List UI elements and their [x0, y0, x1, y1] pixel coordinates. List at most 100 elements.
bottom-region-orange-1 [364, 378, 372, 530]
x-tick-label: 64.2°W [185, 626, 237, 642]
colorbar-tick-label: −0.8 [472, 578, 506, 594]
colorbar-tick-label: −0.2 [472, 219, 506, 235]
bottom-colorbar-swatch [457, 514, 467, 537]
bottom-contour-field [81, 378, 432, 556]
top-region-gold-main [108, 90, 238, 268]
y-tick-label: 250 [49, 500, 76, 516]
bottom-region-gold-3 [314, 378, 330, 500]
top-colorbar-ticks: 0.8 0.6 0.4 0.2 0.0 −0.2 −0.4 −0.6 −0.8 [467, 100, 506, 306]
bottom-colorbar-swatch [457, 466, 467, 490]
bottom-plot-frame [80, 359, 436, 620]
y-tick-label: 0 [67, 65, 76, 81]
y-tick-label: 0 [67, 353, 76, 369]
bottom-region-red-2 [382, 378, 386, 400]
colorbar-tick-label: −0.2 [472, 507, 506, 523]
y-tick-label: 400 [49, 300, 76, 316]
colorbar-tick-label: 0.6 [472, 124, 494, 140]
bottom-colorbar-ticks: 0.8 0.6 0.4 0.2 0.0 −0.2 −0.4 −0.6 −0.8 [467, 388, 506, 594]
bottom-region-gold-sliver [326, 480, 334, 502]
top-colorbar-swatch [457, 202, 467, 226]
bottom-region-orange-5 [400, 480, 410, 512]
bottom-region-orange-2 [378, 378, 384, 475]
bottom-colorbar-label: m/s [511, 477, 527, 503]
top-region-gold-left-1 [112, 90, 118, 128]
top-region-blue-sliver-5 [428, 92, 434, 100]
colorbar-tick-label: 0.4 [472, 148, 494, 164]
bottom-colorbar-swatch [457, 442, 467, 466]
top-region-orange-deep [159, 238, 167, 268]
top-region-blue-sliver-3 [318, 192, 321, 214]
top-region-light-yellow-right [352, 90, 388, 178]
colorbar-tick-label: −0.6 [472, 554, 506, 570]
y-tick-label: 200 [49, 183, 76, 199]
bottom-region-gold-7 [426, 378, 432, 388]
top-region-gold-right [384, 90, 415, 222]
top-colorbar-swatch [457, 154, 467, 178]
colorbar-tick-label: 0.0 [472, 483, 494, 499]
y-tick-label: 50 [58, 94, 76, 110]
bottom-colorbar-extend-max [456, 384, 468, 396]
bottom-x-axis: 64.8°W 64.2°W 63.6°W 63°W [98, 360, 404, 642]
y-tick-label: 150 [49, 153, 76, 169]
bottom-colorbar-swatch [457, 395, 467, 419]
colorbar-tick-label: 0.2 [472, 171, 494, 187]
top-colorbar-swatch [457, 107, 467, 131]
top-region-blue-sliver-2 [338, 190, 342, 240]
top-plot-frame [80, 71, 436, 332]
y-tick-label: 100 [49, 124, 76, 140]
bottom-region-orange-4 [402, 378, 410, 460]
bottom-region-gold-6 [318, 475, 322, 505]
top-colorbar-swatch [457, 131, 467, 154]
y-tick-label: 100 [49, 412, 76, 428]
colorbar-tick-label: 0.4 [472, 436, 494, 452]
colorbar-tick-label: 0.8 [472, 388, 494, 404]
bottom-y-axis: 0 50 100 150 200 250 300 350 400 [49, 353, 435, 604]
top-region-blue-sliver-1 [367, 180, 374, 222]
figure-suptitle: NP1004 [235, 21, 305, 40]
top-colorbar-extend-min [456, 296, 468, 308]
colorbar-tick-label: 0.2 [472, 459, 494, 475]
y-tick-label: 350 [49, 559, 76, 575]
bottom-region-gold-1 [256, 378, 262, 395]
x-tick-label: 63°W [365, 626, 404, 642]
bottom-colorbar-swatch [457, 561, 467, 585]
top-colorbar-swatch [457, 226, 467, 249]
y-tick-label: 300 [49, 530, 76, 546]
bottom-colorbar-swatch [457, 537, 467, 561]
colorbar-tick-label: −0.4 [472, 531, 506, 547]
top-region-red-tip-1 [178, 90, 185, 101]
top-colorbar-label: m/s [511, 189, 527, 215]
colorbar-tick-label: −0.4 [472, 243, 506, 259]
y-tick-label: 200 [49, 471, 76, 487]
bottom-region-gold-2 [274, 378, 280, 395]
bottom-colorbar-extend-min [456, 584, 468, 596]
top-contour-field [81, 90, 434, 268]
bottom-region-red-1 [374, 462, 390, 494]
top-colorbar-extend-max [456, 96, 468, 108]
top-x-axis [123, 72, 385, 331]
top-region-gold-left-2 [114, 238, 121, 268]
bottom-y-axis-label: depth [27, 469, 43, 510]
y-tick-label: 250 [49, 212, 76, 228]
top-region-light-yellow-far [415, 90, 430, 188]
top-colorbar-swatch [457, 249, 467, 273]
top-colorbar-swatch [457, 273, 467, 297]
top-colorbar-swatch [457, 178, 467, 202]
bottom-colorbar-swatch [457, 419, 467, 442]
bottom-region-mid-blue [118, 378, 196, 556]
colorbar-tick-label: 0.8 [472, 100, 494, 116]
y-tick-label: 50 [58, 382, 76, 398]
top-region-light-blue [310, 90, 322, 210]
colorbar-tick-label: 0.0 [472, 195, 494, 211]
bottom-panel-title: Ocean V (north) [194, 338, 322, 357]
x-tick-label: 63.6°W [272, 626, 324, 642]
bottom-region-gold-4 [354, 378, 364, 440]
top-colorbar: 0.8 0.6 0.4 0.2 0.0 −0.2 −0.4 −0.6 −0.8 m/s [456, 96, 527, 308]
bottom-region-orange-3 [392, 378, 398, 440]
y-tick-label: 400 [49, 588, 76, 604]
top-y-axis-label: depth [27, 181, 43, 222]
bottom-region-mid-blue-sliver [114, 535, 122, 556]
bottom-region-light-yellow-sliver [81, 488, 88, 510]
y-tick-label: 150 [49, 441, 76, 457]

***

Goal
Show every line of the items above that contains the string "orange".

Answer for the task
bottom-region-orange-1 [364, 378, 372, 530]
bottom-region-orange-5 [400, 480, 410, 512]
bottom-region-orange-2 [378, 378, 384, 475]
top-region-orange-deep [159, 238, 167, 268]
bottom-region-orange-4 [402, 378, 410, 460]
bottom-region-orange-3 [392, 378, 398, 440]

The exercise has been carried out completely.